BEGIN SUPPLIED DATA

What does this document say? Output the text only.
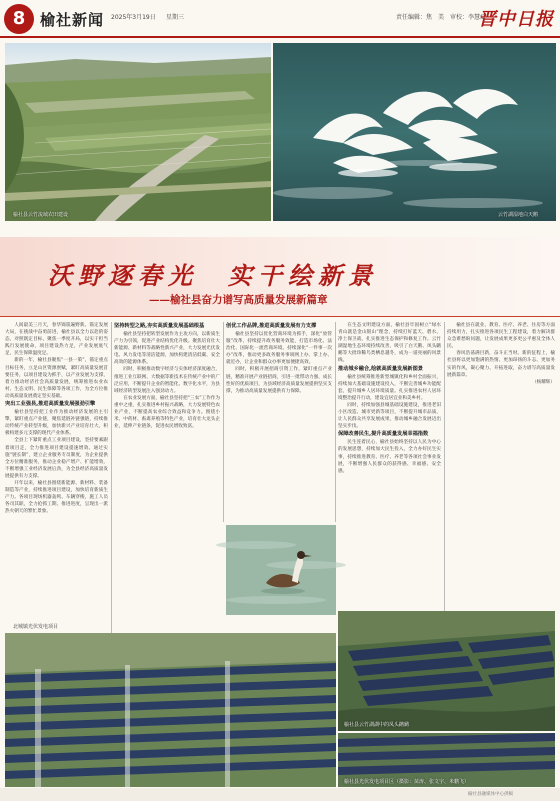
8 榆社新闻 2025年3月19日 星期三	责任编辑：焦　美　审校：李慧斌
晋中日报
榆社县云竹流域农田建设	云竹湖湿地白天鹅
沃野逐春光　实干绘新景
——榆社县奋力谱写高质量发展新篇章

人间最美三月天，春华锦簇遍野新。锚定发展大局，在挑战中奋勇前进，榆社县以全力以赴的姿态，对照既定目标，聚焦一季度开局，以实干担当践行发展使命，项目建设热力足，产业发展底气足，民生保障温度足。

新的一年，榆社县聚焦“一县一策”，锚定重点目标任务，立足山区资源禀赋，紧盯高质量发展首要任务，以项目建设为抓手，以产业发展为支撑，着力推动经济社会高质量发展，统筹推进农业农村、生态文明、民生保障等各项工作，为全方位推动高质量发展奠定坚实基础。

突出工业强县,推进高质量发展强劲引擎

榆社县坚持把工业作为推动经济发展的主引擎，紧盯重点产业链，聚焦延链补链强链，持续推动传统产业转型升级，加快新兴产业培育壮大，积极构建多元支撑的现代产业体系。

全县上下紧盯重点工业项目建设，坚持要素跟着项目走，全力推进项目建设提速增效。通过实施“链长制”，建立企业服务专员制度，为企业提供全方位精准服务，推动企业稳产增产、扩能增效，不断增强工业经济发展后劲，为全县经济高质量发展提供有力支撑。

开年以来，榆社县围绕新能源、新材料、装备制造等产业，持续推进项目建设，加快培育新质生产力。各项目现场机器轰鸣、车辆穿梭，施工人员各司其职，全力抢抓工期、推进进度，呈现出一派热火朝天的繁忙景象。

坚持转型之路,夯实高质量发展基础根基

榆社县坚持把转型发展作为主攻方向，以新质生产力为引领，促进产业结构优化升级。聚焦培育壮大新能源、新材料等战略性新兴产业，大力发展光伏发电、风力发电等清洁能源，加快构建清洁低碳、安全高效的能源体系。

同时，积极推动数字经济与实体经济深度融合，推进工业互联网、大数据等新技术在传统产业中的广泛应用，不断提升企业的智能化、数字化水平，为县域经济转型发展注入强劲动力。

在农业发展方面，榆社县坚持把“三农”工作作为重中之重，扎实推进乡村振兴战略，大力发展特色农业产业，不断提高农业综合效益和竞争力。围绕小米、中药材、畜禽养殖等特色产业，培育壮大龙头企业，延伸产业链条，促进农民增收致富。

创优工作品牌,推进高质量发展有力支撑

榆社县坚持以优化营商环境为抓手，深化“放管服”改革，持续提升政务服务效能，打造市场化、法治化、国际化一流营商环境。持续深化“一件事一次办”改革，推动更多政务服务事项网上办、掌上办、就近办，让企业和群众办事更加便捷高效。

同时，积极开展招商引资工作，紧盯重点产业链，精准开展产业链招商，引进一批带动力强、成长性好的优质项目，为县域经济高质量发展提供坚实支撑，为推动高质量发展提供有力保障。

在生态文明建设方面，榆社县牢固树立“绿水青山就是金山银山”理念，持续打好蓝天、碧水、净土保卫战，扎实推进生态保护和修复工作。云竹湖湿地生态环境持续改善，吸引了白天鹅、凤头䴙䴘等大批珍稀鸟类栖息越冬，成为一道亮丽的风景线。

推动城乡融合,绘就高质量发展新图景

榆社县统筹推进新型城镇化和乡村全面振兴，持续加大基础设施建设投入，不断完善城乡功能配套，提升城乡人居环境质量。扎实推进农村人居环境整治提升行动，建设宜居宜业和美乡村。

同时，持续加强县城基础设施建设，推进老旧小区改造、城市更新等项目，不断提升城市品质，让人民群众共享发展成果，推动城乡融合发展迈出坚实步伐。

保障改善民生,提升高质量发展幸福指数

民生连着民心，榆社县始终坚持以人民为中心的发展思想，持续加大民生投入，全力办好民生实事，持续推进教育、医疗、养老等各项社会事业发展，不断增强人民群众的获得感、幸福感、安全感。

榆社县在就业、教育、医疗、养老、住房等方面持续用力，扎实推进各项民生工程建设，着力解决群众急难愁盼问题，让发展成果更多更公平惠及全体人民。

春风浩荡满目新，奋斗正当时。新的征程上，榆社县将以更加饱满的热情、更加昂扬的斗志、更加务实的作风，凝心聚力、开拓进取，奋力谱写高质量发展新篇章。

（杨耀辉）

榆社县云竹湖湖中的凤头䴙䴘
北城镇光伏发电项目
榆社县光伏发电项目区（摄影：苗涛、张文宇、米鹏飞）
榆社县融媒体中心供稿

END SUPPLIED DATA

(GIVEN REQUEST): Without including any pictures, output all the entries above exactly.

(EXERCISE SOLUTION):
What does this document say? Output the text only.
8 榆社新闻 2025年3月19日 星期三	责任编辑：焦　美　审校：李慧斌
晋中日报
榆社县云竹流域农田建设	云竹湖湿地白天鹅
沃野逐春光　实干绘新景
——榆社县奋力谱写高质量发展新篇章

人间最美三月天，春华锦簇遍野新。锚定发展大局，在挑战中奋勇前进，榆社县以全力以赴的姿态，对照既定目标，聚焦一季度开局，以实干担当践行发展使命，项目建设热力足，产业发展底气足，民生保障温度足。

新的一年，榆社县聚焦“一县一策”，锚定重点目标任务，立足山区资源禀赋，紧盯高质量发展首要任务，以项目建设为抓手，以产业发展为支撑，着力推动经济社会高质量发展，统筹推进农业农村、生态文明、民生保障等各项工作，为全方位推动高质量发展奠定坚实基础。

突出工业强县,推进高质量发展强劲引擎

榆社县坚持把工业作为推动经济发展的主引擎，紧盯重点产业链，聚焦延链补链强链，持续推动传统产业转型升级，加快新兴产业培育壮大，积极构建多元支撑的现代产业体系。

全县上下紧盯重点工业项目建设，坚持要素跟着项目走，全力推进项目建设提速增效。通过实施“链长制”，建立企业服务专员制度，为企业提供全方位精准服务，推动企业稳产增产、扩能增效，不断增强工业经济发展后劲，为全县经济高质量发展提供有力支撑。

开年以来，榆社县围绕新能源、新材料、装备制造等产业，持续推进项目建设，加快培育新质生产力。各项目现场机器轰鸣、车辆穿梭，施工人员各司其职，全力抢抓工期、推进进度，呈现出一派热火朝天的繁忙景象。

坚持转型之路,夯实高质量发展基础根基

榆社县坚持把转型发展作为主攻方向，以新质生产力为引领，促进产业结构优化升级。聚焦培育壮大新能源、新材料等战略性新兴产业，大力发展光伏发电、风力发电等清洁能源，加快构建清洁低碳、安全高效的能源体系。

同时，积极推动数字经济与实体经济深度融合，推进工业互联网、大数据等新技术在传统产业中的广泛应用，不断提升企业的智能化、数字化水平，为县域经济转型发展注入强劲动力。

在农业发展方面，榆社县坚持把“三农”工作作为重中之重，扎实推进乡村振兴战略，大力发展特色农业产业，不断提高农业综合效益和竞争力。围绕小米、中药材、畜禽养殖等特色产业，培育壮大龙头企业，延伸产业链条，促进农民增收致富。

创优工作品牌,推进高质量发展有力支撑

榆社县坚持以优化营商环境为抓手，深化“放管服”改革，持续提升政务服务效能，打造市场化、法治化、国际化一流营商环境。持续深化“一件事一次办”改革，推动更多政务服务事项网上办、掌上办、就近办，让企业和群众办事更加便捷高效。

同时，积极开展招商引资工作，紧盯重点产业链，精准开展产业链招商，引进一批带动力强、成长性好的优质项目，为县域经济高质量发展提供坚实支撑，为推动高质量发展提供有力保障。

在生态文明建设方面，榆社县牢固树立“绿水青山就是金山银山”理念，持续打好蓝天、碧水、净土保卫战，扎实推进生态保护和修复工作。云竹湖湿地生态环境持续改善，吸引了白天鹅、凤头䴙䴘等大批珍稀鸟类栖息越冬，成为一道亮丽的风景线。

推动城乡融合,绘就高质量发展新图景

榆社县统筹推进新型城镇化和乡村全面振兴，持续加大基础设施建设投入，不断完善城乡功能配套，提升城乡人居环境质量。扎实推进农村人居环境整治提升行动，建设宜居宜业和美乡村。

同时，持续加强县城基础设施建设，推进老旧小区改造、城市更新等项目，不断提升城市品质，让人民群众共享发展成果，推动城乡融合发展迈出坚实步伐。

保障改善民生,提升高质量发展幸福指数

民生连着民心，榆社县始终坚持以人民为中心的发展思想，持续加大民生投入，全力办好民生实事，持续推进教育、医疗、养老等各项社会事业发展，不断增强人民群众的获得感、幸福感、安全感。

榆社县在就业、教育、医疗、养老、住房等方面持续用力，扎实推进各项民生工程建设，着力解决群众急难愁盼问题，让发展成果更多更公平惠及全体人民。

春风浩荡满目新，奋斗正当时。新的征程上，榆社县将以更加饱满的热情、更加昂扬的斗志、更加务实的作风，凝心聚力、开拓进取，奋力谱写高质量发展新篇章。

（杨耀辉）

榆社县云竹湖湖中的凤头䴙䴘
北城镇光伏发电项目
榆社县光伏发电项目区（摄影：苗涛、张文宇、米鹏飞）
榆社县融媒体中心供稿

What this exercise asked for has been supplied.